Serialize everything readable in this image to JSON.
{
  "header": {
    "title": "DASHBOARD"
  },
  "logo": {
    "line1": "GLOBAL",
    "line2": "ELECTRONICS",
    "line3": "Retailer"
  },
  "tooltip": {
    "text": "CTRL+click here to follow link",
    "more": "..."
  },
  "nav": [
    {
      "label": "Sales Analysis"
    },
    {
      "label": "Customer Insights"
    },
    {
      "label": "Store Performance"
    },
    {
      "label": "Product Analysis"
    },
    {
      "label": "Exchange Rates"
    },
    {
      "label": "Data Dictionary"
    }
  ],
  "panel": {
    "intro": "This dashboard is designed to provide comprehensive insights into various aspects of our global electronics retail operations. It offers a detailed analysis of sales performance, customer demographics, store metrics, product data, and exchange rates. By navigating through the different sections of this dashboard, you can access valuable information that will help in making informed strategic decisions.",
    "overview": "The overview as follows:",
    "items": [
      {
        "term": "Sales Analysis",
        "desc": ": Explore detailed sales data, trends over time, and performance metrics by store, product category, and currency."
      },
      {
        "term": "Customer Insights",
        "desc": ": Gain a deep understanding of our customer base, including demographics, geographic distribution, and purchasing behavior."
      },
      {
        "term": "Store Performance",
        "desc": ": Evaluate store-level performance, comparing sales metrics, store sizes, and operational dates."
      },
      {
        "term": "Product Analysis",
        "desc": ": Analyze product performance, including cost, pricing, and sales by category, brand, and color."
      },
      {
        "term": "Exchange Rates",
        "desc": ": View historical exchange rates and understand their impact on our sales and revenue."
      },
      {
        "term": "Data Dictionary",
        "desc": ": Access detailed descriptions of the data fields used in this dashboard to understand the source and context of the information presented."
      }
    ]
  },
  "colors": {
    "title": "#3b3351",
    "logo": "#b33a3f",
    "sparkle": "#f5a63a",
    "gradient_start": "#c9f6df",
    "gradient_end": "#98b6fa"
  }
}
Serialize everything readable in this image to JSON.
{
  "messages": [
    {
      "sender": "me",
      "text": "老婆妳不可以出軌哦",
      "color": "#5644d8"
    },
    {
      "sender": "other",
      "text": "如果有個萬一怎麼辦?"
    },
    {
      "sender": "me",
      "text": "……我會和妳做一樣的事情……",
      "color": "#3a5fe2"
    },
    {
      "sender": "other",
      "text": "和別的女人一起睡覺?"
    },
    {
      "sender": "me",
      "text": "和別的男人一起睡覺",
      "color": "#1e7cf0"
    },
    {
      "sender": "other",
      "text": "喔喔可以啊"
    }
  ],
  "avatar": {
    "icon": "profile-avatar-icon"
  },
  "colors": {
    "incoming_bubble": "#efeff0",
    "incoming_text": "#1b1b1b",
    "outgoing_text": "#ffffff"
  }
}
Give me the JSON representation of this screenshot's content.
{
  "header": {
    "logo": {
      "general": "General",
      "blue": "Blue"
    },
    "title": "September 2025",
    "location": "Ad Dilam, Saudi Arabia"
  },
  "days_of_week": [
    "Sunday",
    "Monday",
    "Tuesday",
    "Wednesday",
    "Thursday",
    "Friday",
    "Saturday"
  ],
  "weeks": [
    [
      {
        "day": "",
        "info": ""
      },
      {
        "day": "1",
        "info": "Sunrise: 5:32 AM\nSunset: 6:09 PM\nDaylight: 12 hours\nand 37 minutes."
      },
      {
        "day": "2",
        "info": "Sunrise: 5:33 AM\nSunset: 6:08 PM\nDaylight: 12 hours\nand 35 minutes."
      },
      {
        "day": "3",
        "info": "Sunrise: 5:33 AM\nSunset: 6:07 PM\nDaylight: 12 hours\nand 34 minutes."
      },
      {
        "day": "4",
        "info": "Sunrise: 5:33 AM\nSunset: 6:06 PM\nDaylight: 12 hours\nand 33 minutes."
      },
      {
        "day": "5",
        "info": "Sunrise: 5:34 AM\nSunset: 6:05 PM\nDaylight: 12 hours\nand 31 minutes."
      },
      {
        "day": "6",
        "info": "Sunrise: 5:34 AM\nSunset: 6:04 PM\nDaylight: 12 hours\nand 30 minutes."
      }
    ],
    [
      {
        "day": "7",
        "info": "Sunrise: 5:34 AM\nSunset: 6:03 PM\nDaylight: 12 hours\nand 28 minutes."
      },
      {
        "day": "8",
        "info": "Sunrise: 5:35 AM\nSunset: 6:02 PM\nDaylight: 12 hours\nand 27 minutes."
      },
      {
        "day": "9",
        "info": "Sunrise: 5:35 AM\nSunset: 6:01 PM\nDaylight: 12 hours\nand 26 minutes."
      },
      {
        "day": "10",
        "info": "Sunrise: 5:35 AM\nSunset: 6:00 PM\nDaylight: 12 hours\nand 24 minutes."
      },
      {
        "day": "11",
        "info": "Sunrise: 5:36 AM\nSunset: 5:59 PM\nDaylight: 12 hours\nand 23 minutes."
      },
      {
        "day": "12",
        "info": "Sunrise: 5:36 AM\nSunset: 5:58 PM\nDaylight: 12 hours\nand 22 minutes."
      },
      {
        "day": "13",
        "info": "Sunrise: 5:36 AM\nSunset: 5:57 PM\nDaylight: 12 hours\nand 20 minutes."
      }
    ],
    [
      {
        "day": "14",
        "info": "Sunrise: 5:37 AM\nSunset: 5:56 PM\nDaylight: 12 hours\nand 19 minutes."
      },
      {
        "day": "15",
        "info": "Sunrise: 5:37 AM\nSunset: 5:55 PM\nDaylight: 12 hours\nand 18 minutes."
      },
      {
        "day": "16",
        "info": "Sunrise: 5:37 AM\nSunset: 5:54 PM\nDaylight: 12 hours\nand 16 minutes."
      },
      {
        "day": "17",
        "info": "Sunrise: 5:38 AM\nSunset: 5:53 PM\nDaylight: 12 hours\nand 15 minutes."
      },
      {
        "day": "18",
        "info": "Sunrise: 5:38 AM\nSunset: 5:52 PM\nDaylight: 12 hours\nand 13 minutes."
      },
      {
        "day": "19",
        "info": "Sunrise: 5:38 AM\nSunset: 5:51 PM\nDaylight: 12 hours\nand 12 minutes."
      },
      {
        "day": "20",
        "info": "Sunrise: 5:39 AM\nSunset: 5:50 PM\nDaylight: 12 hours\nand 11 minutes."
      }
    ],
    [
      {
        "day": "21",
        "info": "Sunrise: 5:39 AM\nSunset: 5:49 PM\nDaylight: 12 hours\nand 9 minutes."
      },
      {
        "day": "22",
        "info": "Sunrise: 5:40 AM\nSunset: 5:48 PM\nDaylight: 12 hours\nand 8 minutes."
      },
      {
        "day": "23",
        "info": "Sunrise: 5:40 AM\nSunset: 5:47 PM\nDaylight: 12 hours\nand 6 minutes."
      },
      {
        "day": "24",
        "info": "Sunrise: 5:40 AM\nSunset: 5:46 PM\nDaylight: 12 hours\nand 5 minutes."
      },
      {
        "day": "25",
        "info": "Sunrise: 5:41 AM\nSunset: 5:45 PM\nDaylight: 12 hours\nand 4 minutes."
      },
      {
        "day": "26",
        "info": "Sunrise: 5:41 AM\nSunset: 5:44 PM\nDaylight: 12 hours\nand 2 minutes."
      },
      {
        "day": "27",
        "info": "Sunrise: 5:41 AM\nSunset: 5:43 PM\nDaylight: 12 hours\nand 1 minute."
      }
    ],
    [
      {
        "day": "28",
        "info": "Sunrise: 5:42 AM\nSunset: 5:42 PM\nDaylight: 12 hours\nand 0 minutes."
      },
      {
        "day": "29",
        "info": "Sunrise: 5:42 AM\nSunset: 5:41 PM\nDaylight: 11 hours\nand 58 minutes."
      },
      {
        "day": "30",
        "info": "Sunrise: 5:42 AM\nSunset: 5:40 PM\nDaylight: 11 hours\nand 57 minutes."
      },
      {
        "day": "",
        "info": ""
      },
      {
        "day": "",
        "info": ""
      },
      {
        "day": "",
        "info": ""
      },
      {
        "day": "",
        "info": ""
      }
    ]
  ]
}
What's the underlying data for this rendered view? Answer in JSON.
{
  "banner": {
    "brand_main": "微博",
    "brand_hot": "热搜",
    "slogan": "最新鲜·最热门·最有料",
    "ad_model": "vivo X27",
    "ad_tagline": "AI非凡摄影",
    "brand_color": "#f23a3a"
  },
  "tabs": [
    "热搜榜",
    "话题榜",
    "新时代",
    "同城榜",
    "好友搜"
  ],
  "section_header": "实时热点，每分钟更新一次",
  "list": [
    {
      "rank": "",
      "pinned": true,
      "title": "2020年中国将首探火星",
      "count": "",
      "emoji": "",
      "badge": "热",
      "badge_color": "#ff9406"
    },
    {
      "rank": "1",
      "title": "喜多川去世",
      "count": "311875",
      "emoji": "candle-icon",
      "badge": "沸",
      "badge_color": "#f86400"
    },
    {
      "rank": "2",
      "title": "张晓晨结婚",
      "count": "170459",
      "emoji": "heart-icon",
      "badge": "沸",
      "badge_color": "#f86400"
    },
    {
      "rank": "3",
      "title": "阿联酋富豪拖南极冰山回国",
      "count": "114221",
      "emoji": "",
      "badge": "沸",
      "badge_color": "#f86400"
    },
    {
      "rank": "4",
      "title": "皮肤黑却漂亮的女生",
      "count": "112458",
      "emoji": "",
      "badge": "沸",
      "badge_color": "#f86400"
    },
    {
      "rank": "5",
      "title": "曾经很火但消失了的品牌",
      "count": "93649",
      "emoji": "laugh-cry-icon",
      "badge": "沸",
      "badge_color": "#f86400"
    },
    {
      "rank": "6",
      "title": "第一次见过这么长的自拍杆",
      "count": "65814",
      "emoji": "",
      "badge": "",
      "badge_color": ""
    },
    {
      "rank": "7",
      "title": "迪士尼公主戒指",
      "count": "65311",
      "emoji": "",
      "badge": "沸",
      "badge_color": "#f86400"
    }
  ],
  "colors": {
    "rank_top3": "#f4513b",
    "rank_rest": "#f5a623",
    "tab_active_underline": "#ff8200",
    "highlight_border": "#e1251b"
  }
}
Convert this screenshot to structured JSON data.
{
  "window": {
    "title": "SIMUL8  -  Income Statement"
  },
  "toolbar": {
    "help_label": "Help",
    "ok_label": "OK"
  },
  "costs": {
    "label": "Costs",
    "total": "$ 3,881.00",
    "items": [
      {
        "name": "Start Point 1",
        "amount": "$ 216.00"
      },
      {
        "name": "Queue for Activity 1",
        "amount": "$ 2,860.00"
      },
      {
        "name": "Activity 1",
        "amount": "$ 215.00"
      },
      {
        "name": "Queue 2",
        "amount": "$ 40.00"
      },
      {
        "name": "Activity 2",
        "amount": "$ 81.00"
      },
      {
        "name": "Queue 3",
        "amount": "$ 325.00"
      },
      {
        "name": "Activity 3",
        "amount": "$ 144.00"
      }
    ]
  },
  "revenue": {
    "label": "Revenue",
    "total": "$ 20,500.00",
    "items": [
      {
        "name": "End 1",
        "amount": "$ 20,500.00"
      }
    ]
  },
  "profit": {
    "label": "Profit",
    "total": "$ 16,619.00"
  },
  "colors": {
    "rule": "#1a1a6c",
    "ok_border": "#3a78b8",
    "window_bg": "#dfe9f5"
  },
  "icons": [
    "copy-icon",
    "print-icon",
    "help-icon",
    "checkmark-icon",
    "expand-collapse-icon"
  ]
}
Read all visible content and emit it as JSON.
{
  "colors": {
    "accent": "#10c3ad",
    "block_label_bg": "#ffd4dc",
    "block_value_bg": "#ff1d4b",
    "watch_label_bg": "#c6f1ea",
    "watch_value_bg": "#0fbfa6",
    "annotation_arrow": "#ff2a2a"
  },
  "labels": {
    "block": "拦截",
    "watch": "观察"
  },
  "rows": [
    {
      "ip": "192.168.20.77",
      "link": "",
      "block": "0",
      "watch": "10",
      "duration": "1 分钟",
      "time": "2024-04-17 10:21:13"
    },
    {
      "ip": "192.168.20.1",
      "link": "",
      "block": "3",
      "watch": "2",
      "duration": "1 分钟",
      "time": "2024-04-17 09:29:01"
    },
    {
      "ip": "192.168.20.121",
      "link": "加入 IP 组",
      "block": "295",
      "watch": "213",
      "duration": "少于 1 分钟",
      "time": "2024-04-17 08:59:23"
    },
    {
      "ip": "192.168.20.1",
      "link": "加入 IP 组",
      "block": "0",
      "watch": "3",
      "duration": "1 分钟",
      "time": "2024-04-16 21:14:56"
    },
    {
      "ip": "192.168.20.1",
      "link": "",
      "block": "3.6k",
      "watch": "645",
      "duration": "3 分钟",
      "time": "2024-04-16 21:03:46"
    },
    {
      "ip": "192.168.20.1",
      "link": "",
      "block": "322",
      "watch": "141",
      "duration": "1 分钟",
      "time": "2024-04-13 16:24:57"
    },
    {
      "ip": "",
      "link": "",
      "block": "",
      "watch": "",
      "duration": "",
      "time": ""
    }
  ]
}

**WORK INSTRUCTIONS**
Copy every line that includes the string "Activity" from the material above.

**CORRECT RESPONSE**
        "name": "Queue for Activity 1",
        "name": "Activity 1",
        "name": "Activity 2",
        "name": "Activity 3",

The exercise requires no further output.